Directive →
Pull each line holding "nostra" out of the entries below.

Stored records
%%
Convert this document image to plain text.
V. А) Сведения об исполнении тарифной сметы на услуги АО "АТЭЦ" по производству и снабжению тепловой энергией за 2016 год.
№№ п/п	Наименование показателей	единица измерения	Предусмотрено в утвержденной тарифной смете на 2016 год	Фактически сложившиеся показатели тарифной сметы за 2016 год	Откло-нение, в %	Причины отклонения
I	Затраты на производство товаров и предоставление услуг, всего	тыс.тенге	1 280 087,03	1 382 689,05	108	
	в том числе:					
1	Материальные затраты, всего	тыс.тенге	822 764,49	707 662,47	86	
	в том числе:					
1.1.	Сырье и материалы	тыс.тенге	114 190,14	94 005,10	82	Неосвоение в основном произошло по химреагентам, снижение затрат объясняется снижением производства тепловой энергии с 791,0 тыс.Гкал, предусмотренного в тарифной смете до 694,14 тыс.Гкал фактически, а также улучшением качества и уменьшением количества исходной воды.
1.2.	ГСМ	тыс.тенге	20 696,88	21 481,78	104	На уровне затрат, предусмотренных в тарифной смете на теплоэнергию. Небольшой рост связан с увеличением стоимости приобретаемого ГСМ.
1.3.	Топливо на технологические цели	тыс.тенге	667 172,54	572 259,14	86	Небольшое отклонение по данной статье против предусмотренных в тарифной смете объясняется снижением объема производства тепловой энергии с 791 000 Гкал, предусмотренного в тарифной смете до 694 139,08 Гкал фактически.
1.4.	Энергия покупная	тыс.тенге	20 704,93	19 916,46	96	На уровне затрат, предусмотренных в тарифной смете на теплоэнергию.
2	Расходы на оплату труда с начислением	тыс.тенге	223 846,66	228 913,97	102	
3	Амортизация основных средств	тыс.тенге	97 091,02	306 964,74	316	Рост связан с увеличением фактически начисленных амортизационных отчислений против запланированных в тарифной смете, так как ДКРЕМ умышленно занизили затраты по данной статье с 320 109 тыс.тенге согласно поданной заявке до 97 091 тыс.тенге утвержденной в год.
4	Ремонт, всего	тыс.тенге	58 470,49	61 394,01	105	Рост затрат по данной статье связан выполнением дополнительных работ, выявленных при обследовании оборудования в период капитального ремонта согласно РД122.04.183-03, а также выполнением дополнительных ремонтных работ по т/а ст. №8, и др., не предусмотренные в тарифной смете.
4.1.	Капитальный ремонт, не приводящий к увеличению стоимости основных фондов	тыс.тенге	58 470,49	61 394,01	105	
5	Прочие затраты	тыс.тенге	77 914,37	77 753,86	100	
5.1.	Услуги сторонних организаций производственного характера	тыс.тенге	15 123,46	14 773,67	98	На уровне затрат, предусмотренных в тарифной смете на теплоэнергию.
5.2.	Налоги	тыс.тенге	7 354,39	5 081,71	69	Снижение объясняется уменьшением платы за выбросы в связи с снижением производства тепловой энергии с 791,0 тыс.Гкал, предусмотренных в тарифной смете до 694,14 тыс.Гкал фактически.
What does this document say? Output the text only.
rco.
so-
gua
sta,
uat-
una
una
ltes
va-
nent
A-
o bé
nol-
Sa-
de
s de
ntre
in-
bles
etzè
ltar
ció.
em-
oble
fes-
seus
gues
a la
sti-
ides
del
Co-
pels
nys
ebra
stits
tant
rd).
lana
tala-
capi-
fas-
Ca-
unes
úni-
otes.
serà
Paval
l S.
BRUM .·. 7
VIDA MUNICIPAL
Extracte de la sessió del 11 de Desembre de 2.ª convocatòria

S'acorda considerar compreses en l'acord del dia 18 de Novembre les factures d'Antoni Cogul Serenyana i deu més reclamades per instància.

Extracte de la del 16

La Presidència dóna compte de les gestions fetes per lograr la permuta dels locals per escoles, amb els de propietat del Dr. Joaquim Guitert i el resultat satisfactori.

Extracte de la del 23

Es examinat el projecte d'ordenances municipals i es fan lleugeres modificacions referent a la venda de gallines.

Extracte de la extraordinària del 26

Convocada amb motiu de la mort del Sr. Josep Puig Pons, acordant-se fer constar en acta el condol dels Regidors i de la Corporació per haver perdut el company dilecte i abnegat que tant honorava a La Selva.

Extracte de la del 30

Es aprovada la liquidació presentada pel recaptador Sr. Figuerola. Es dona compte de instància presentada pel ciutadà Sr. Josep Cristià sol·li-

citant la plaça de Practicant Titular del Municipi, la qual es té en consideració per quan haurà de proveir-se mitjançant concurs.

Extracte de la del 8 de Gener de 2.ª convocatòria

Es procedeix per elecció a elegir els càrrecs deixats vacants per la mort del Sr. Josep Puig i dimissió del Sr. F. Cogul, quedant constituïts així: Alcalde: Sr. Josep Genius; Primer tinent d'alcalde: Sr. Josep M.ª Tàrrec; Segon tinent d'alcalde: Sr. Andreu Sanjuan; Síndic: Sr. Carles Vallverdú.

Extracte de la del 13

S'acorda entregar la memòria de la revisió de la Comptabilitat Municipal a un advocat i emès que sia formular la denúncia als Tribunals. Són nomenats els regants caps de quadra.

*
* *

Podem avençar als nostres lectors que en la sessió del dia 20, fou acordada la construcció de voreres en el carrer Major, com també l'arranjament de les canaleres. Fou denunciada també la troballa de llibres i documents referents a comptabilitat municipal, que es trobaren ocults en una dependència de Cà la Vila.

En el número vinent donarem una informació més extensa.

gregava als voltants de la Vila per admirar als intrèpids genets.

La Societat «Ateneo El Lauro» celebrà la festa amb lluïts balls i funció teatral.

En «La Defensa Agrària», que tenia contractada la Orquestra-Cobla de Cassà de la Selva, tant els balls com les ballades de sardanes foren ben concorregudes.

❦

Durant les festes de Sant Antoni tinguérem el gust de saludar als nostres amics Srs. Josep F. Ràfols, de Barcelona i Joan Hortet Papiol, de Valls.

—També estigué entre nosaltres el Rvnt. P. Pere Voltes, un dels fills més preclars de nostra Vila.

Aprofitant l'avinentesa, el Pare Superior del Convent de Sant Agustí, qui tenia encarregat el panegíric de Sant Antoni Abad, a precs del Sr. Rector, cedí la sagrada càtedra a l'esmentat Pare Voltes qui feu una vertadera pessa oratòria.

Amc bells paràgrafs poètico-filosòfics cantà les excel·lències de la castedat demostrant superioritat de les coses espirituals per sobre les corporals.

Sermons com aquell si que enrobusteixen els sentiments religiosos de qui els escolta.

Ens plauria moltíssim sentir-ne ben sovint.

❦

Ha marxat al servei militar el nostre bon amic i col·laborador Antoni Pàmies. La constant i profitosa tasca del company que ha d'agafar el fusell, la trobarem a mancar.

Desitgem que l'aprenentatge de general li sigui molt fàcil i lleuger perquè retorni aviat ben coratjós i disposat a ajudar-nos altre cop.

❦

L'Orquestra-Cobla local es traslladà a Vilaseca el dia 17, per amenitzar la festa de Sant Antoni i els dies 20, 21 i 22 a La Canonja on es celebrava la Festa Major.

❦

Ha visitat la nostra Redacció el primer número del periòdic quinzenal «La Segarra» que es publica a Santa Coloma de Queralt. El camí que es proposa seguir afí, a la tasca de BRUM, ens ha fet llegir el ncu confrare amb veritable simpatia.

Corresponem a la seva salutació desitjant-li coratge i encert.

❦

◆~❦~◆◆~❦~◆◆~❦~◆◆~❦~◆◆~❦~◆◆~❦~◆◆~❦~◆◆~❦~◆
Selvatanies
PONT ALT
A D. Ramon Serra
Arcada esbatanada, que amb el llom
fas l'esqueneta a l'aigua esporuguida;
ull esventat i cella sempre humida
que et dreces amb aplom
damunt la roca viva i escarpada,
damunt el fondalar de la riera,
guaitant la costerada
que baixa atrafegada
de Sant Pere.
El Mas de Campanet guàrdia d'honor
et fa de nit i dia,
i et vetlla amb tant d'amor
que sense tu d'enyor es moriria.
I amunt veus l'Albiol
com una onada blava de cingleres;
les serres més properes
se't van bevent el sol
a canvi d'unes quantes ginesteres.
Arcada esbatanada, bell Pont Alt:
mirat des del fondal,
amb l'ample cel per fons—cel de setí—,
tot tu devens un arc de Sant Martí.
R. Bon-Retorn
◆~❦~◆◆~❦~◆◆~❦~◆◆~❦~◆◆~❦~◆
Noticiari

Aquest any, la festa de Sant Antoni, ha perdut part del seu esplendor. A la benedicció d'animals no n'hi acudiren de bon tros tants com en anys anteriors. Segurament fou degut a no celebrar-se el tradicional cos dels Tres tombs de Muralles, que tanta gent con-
%%
Completed task →
—També estigué entre nosaltres el Rvnt. P. Pere Voltes, un dels fills més preclars de nostra Vila.
Ha visitat la nostra Redacció el primer número del periòdic quinzenal «La Segarra» que es publica a Santa Coloma de Queralt. El camí que es proposa seguir afí, a la tasca de BRUM, ens ha fet llegir el ncu confrare amb veritable simpatia.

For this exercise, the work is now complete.